• [ITEMS]
● ● ● ● ● ● ●

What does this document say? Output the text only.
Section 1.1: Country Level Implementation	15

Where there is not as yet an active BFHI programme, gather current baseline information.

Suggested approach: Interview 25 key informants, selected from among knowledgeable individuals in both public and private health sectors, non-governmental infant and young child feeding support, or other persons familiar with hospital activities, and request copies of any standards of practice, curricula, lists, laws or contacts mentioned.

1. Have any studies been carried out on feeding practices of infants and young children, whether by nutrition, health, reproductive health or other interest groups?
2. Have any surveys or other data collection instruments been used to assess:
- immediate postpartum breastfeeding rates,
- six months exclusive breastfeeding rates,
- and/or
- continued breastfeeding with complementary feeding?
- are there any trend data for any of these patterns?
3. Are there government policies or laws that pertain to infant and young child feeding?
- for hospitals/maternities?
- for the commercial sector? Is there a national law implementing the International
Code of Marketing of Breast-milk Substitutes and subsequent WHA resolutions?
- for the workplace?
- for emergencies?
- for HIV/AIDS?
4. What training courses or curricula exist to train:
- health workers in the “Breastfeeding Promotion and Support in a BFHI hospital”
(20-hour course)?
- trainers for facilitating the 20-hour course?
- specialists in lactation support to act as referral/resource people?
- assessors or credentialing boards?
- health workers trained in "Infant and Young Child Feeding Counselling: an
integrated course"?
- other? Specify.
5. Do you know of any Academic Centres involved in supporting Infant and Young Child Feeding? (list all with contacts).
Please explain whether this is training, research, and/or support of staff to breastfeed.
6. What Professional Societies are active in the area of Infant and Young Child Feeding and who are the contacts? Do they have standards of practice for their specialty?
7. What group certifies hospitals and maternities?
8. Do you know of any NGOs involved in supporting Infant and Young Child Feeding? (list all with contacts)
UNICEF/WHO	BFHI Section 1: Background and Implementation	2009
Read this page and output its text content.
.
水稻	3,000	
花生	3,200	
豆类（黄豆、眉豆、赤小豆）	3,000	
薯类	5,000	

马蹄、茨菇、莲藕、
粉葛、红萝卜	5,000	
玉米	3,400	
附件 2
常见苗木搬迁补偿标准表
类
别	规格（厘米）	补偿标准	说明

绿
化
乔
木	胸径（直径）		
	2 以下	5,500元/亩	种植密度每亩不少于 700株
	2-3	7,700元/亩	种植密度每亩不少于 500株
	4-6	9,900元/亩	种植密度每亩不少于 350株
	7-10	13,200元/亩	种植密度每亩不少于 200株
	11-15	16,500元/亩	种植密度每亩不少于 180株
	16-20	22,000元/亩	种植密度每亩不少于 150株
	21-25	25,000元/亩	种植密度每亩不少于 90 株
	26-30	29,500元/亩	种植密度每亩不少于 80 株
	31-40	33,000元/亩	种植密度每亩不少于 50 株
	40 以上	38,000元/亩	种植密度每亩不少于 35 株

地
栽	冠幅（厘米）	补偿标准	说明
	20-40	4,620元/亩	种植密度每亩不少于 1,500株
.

● ● ● ● ● ● ●

• [WRITTEN EXERCISE] Give back the whole listing, word for word.

• [CORRECT RESPONSE]
What does this document say? Output the text only.
Section 1.1: Country Level Implementation	15

Where there is not as yet an active BFHI programme, gather current baseline information.

Suggested approach: Interview 25 key informants, selected from among knowledgeable individuals in both public and private health sectors, non-governmental infant and young child feeding support, or other persons familiar with hospital activities, and request copies of any standards of practice, curricula, lists, laws or contacts mentioned.

1. Have any studies been carried out on feeding practices of infants and young children, whether by nutrition, health, reproductive health or other interest groups?
2. Have any surveys or other data collection instruments been used to assess:
- immediate postpartum breastfeeding rates,
- six months exclusive breastfeeding rates,
- and/or
- continued breastfeeding with complementary feeding?
- are there any trend data for any of these patterns?
3. Are there government policies or laws that pertain to infant and young child feeding?
- for hospitals/maternities?
- for the commercial sector? Is there a national law implementing the International
Code of Marketing of Breast-milk Substitutes and subsequent WHA resolutions?
- for the workplace?
- for emergencies?
- for HIV/AIDS?
4. What training courses or curricula exist to train:
- health workers in the “Breastfeeding Promotion and Support in a BFHI hospital”
(20-hour course)?
- trainers for facilitating the 20-hour course?
- specialists in lactation support to act as referral/resource people?
- assessors or credentialing boards?
- health workers trained in "Infant and Young Child Feeding Counselling: an
integrated course"?
- other? Specify.
5. Do you know of any Academic Centres involved in supporting Infant and Young Child Feeding? (list all with contacts).
Please explain whether this is training, research, and/or support of staff to breastfeed.
6. What Professional Societies are active in the area of Infant and Young Child Feeding and who are the contacts? Do they have standards of practice for their specialty?
7. What group certifies hospitals and maternities?
8. Do you know of any NGOs involved in supporting Infant and Young Child Feeding? (list all with contacts)
UNICEF/WHO	BFHI Section 1: Background and Implementation	2009
Read this page and output its text content.
.
水稻	3,000	
花生	3,200	
豆类（黄豆、眉豆、赤小豆）	3,000	
薯类	5,000	

马蹄、茨菇、莲藕、
粉葛、红萝卜	5,000	
玉米	3,400	
附件 2
常见苗木搬迁补偿标准表
类
别	规格（厘米）	补偿标准	说明

绿
化
乔
木	胸径（直径）		
	2 以下	5,500元/亩	种植密度每亩不少于 700株
	2-3	7,700元/亩	种植密度每亩不少于 500株
	4-6	9,900元/亩	种植密度每亩不少于 350株
	7-10	13,200元/亩	种植密度每亩不少于 200株
	11-15	16,500元/亩	种植密度每亩不少于 180株
	16-20	22,000元/亩	种植密度每亩不少于 150株
	21-25	25,000元/亩	种植密度每亩不少于 90 株
	26-30	29,500元/亩	种植密度每亩不少于 80 株
	31-40	33,000元/亩	种植密度每亩不少于 50 株
	40 以上	38,000元/亩	种植密度每亩不少于 35 株

地
栽	冠幅（厘米）	补偿标准	说明
	20-40	4,620元/亩	种植密度每亩不少于 1,500株
.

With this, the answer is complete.